_Written request_
Reproduce the whole listing, character for character.

_Available data_

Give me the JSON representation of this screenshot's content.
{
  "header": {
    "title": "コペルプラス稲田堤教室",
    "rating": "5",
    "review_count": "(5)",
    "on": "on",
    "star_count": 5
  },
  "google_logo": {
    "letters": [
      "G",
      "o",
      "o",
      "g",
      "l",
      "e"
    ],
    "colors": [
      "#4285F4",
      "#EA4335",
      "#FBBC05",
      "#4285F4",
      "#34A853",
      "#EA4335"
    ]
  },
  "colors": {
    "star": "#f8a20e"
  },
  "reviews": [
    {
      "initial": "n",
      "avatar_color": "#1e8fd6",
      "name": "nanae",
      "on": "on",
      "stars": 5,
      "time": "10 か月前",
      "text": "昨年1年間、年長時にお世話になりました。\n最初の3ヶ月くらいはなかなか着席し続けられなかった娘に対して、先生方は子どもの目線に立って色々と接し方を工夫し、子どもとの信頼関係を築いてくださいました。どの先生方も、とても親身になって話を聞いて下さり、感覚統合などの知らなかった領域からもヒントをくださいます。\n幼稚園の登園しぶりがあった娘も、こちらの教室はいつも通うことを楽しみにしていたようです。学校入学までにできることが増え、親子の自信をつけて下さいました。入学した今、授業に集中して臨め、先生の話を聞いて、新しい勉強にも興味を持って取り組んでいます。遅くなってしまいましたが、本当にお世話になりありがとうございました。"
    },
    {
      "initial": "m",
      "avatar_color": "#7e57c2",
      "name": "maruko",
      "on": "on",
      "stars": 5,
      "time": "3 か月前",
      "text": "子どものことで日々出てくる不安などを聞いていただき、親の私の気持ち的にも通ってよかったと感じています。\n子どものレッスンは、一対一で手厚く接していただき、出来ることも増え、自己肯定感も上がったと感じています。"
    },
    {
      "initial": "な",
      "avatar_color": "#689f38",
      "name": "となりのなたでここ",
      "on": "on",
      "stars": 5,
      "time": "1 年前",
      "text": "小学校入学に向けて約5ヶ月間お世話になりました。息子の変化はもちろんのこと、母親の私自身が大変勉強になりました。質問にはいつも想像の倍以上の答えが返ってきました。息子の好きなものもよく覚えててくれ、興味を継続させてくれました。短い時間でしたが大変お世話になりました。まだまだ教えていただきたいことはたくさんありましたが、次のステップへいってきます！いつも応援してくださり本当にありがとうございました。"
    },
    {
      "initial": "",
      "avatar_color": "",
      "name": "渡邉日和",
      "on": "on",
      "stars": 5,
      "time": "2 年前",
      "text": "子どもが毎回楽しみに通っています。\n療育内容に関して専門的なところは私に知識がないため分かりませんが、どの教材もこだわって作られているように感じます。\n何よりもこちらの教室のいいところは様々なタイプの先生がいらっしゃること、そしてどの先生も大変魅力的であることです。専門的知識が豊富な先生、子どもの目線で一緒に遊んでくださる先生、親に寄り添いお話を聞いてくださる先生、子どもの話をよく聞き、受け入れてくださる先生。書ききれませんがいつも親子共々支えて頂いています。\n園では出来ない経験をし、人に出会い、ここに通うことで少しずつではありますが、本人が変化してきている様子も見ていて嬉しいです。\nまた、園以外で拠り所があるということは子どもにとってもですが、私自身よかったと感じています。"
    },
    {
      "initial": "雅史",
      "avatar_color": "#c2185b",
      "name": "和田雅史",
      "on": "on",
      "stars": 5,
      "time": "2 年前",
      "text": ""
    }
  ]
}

_Exercise response_
Give me the JSON representation of this screenshot's content.
{
  "header": {
    "title": "コペルプラス稲田堤教室",
    "rating": "5",
    "review_count": "(5)",
    "on": "on",
    "star_count": 5
  },
  "google_logo": {
    "letters": [
      "G",
      "o",
      "o",
      "g",
      "l",
      "e"
    ],
    "colors": [
      "#4285F4",
      "#EA4335",
      "#FBBC05",
      "#4285F4",
      "#34A853",
      "#EA4335"
    ]
  },
  "colors": {
    "star": "#f8a20e"
  },
  "reviews": [
    {
      "initial": "n",
      "avatar_color": "#1e8fd6",
      "name": "nanae",
      "on": "on",
      "stars": 5,
      "time": "10 か月前",
      "text": "昨年1年間、年長時にお世話になりました。\n最初の3ヶ月くらいはなかなか着席し続けられなかった娘に対して、先生方は子どもの目線に立って色々と接し方を工夫し、子どもとの信頼関係を築いてくださいました。どの先生方も、とても親身になって話を聞いて下さり、感覚統合などの知らなかった領域からもヒントをくださいます。\n幼稚園の登園しぶりがあった娘も、こちらの教室はいつも通うことを楽しみにしていたようです。学校入学までにできることが増え、親子の自信をつけて下さいました。入学した今、授業に集中して臨め、先生の話を聞いて、新しい勉強にも興味を持って取り組んでいます。遅くなってしまいましたが、本当にお世話になりありがとうございました。"
    },
    {
      "initial": "m",
      "avatar_color": "#7e57c2",
      "name": "maruko",
      "on": "on",
      "stars": 5,
      "time": "3 か月前",
      "text": "子どものことで日々出てくる不安などを聞いていただき、親の私の気持ち的にも通ってよかったと感じています。\n子どものレッスンは、一対一で手厚く接していただき、出来ることも増え、自己肯定感も上がったと感じています。"
    },
    {
      "initial": "な",
      "avatar_color": "#689f38",
      "name": "となりのなたでここ",
      "on": "on",
      "stars": 5,
      "time": "1 年前",
      "text": "小学校入学に向けて約5ヶ月間お世話になりました。息子の変化はもちろんのこと、母親の私自身が大変勉強になりました。質問にはいつも想像の倍以上の答えが返ってきました。息子の好きなものもよく覚えててくれ、興味を継続させてくれました。短い時間でしたが大変お世話になりました。まだまだ教えていただきたいことはたくさんありましたが、次のステップへいってきます！いつも応援してくださり本当にありがとうございました。"
    },
    {
      "initial": "",
      "avatar_color": "",
      "name": "渡邉日和",
      "on": "on",
      "stars": 5,
      "time": "2 年前",
      "text": "子どもが毎回楽しみに通っています。\n療育内容に関して専門的なところは私に知識がないため分かりませんが、どの教材もこだわって作られているように感じます。\n何よりもこちらの教室のいいところは様々なタイプの先生がいらっしゃること、そしてどの先生も大変魅力的であることです。専門的知識が豊富な先生、子どもの目線で一緒に遊んでくださる先生、親に寄り添いお話を聞いてくださる先生、子どもの話をよく聞き、受け入れてくださる先生。書ききれませんがいつも親子共々支えて頂いています。\n園では出来ない経験をし、人に出会い、ここに通うことで少しずつではありますが、本人が変化してきている様子も見ていて嬉しいです。\nまた、園以外で拠り所があるということは子どもにとってもですが、私自身よかったと感じています。"
    },
    {
      "initial": "雅史",
      "avatar_color": "#c2185b",
      "name": "和田雅史",
      "on": "on",
      "stars": 5,
      "time": "2 年前",
      "text": ""
    }
  ]
}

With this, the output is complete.